Datos guardados de una colección
====================
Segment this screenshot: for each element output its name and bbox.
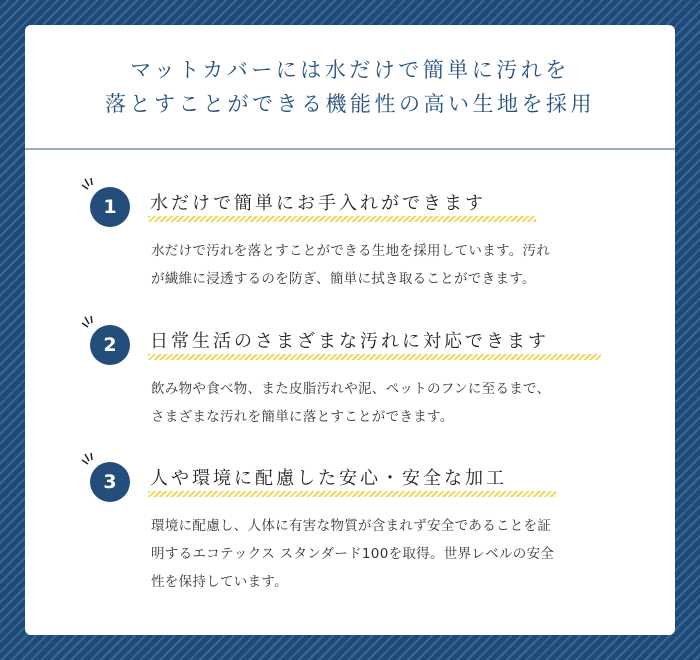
description-line: 飲み物や食べ物、また皮脂汚れや泥、ペットのフンに至るまで、 xyxy=(151,381,551,397)
description-line: が繊維に浸透するのを防ぎ、簡単に拭き取ることができます。 xyxy=(151,271,536,287)
feature-title: 日常生活のさまざまな汚れに対応できます xyxy=(150,331,549,352)
heading-line-2: 落とすことができる機能性の高い生地を採用 xyxy=(105,91,595,116)
feature-number-badge: 1 xyxy=(90,187,130,227)
feature-number-badge: 2 xyxy=(90,325,130,365)
description-line: 明するエコテックス スタンダード100を取得。世界レベルの安全 xyxy=(151,546,555,562)
content-card xyxy=(25,25,675,635)
feature-title: 水だけで簡単にお手入れができます xyxy=(150,193,486,214)
title-underline xyxy=(148,491,556,497)
title-underline xyxy=(148,354,601,360)
title-underline xyxy=(148,216,536,222)
description-line: 水だけで汚れを落とすことができる生地を採用しています。汚れ xyxy=(151,243,551,259)
heading-line-1: マットカバーには水だけで簡単に汚れを xyxy=(130,57,570,82)
main-heading xyxy=(25,25,675,150)
description-line: 性を保持しています。 xyxy=(151,574,288,590)
description-line: 環境に配慮し、人体に有害な物質が含まれず安全であることを証 xyxy=(151,518,552,534)
feature-description xyxy=(151,512,621,596)
feature-description xyxy=(151,237,621,293)
feature-number-badge: 3 xyxy=(90,462,130,502)
feature-description xyxy=(151,375,621,431)
description-line: さまざまな汚れを簡単に落とすことができます。 xyxy=(151,409,454,425)
feature-title: 人や環境に配慮した安心・安全な加工 xyxy=(150,468,507,489)
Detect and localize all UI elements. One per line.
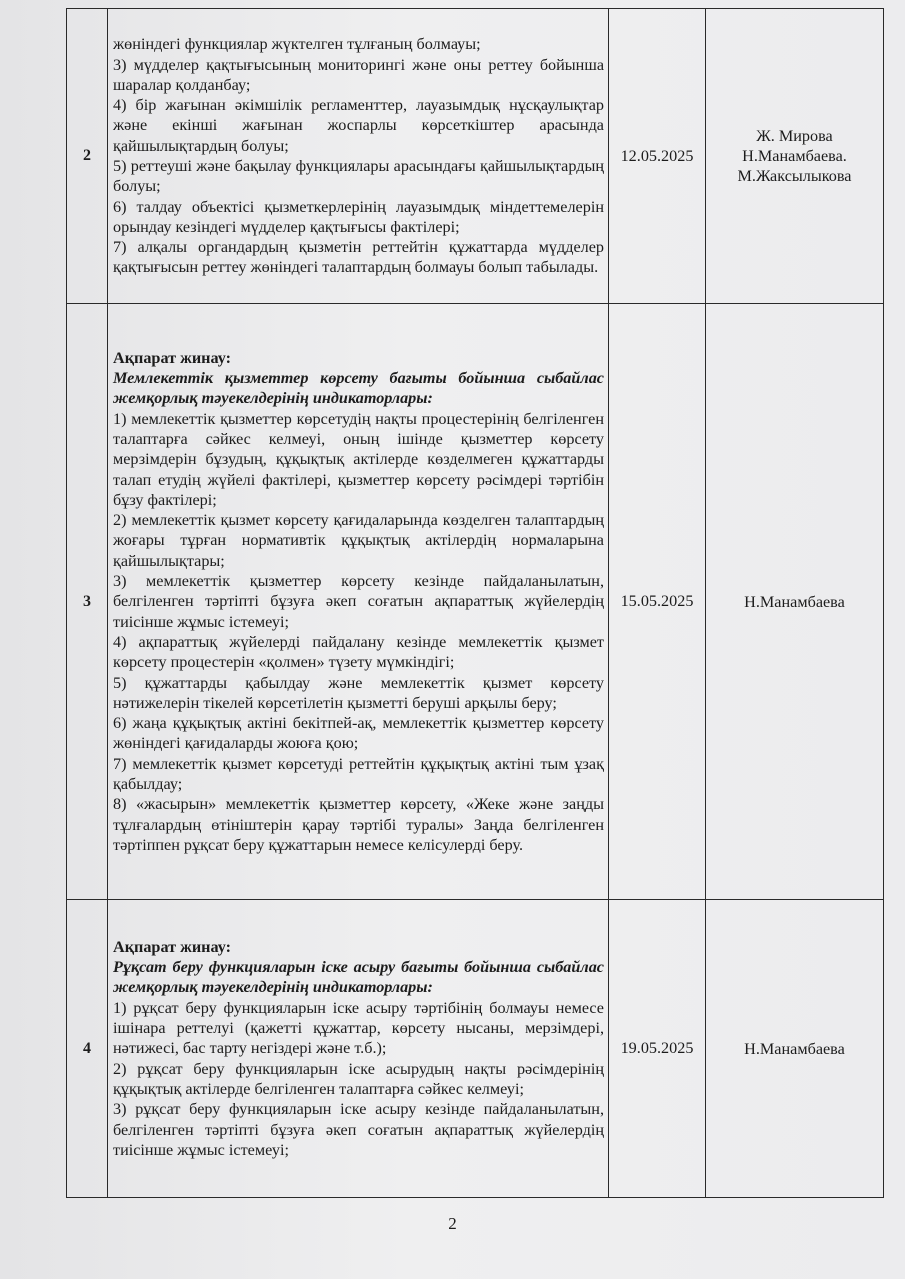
indicator-item: жөніндегі функциялар жүктелген тұлғаның болмауы; [113, 35, 481, 54]
responsible-name: Ж. Мирова [756, 127, 833, 145]
indicator-item: 3) мүдделер қақтығысының мониторингі және оны реттеу бойынша шаралар қолданбау; [113, 55, 604, 94]
indicator-item: 6) талдау объектісі қызметкерлерінің лауазымдық міндеттемелерін орындау кезіндегі мүдделер қақтығысы фактілері; [113, 197, 604, 236]
indicator-item: 6) жаңа құқықтық актіні бекітпей-ақ, мемлекеттік қызметтер көрсету жөніндегі қағидаларды жоюға қою; [113, 714, 604, 753]
indicator-item: 1) мемлекеттік қызметтер көрсетудің нақты процестерінің белгіленген талаптарға сәйкес келмеуі, оның ішінде қызметтер көрсету мерзімдерін бұзудың, құқықтық актілерде көзделмеген құжаттарды талап етудің жүйелі фактілері, қызметтер көрсету рәсімдері тәртібін бұзу фактілері; [113, 409, 604, 509]
row-number: 4 [67, 900, 108, 1198]
measure-description [108, 900, 609, 1198]
table-row [67, 900, 884, 1198]
indicator-item: 7) мемлекеттік қызмет көрсетуді реттейтін құқықтық актіні тым ұзақ қабылдау; [113, 754, 604, 794]
page-number: 2 [448, 1214, 457, 1233]
table-row [67, 9, 884, 304]
responsible-name: Н.Манамбаева. [742, 147, 847, 165]
measure-description [108, 304, 609, 900]
indicator-subheading: Рұқсат беру функцияларын іске асыру бағыты бойынша сыбайлас жемқорлық тәуекелдерінің индикаторлары: [113, 958, 604, 997]
responsible-persons [706, 304, 884, 900]
indicator-item: 3) рұқсат беру функцияларын іске асыру кезінде пайдаланылатын, белгіленген тәртіпті бұзуға әкеп соғатын ақпараттық жүйелердің тиісінше жұмыс істемеуі; [113, 1100, 604, 1159]
row-number: 2 [67, 9, 108, 304]
measure-heading: Ақпарат жинау: [113, 348, 232, 367]
due-date: 15.05.2025 [609, 304, 706, 900]
plan-table [66, 8, 884, 1198]
indicator-item: 4) бір жағынан әкімшілік регламенттер, лауазымдық нұсқаулықтар және екінші жағынан жоспарлы көрсеткіштер арасында қайшылықтардың болуы; [113, 96, 604, 155]
due-date: 19.05.2025 [609, 900, 706, 1198]
indicator-item: 7) алқалы органдардың қызметін реттейтін құжаттарда мүдделер қақтығысын реттеу жөніндегі талаптардың болмауы болып табылады. [113, 238, 604, 277]
indicator-item: 1) рұқсат беру функцияларын іске асыру тәртібінің болмауы немесе ішінара реттелуі (қажетті құжаттар, көрсету нысаны, мерзімдері, нәтижесі, бас тарту негіздері және т.б.); [113, 998, 604, 1058]
table-body [67, 9, 884, 1198]
due-date: 12.05.2025 [609, 9, 706, 304]
responsible-name: М.Жаксылыкова [737, 167, 852, 185]
indicator-item: 3) мемлекеттік қызметтер көрсету кезінде пайдаланылатын, белгіленген тәртіпті бұзуға әкеп соғатын ақпараттық жүйелердің тиісінше жұмыс істемеуі; [113, 572, 604, 631]
indicator-subheading: Мемлекеттік қызметтер көрсету бағыты бойынша сыбайлас жемқорлық тәуекелдерінің индикаторлары: [113, 369, 604, 408]
indicator-item: 5) құжаттарды қабылдау және мемлекеттік қызмет көрсету нәтижелерін тікелей көрсетілетін қызметті беруші арқылы беру; [113, 673, 604, 712]
row-number: 3 [67, 304, 108, 900]
measure-description [108, 9, 609, 304]
indicator-item: 4) ақпараттық жүйелерді пайдалану кезінде мемлекеттік қызмет көрсету процестерін «қолмен» түзету мүмкіндігі; [113, 632, 604, 672]
indicator-item: 8) «жасырын» мемлекеттік қызметтер көрсету, «Жеке және заңды тұлғалардың өтініштерін қарау тәртібі туралы» Заңда белгіленген тәртіппен рұқсат беру құжаттарын немесе келісулерді беру. [113, 795, 604, 854]
indicator-item: 5) реттеуші және бақылау функциялары арасындағы қайшылықтардың болуы; [113, 157, 604, 196]
responsible-persons [706, 900, 884, 1198]
responsible-persons [706, 9, 884, 304]
measure-heading: Ақпарат жинау: [113, 937, 232, 956]
indicator-item: 2) рұқсат беру функцияларын іске асырудың нақты рәсімдерінің құқықтық актілерде белгіленген талаптарға сәйкес келмеуі; [113, 1059, 604, 1098]
responsible-name: Н.Манамбаева [744, 592, 845, 611]
responsible-name: Н.Манамбаева [744, 1039, 845, 1058]
table-row [67, 304, 884, 900]
indicator-item: 2) мемлекеттік қызмет көрсету қағидаларында көзделген талаптардың жоғары тұрған нормативтік құқықтық актілердің нормаларына қайшылықтары; [113, 511, 604, 570]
====================
▸ Tarea:
Transcribe sin cambios las líneas de los datos anteriores que van desde la que contiene "indicator-item: жөніндегі функциялар" hasta la que contiene "indicator-item: 3) мүдделер", ambas incluidas.

▸ Respuesta:
indicator-item: жөніндегі функциялар жүктелген тұлғаның болмауы; [113, 35, 481, 54]
responsible-name: Ж. Мирова [756, 127, 833, 145]
indicator-item: 3) мүдделер қақтығысының мониторингі және оны реттеу бойынша шаралар қолданбау; [113, 55, 604, 94]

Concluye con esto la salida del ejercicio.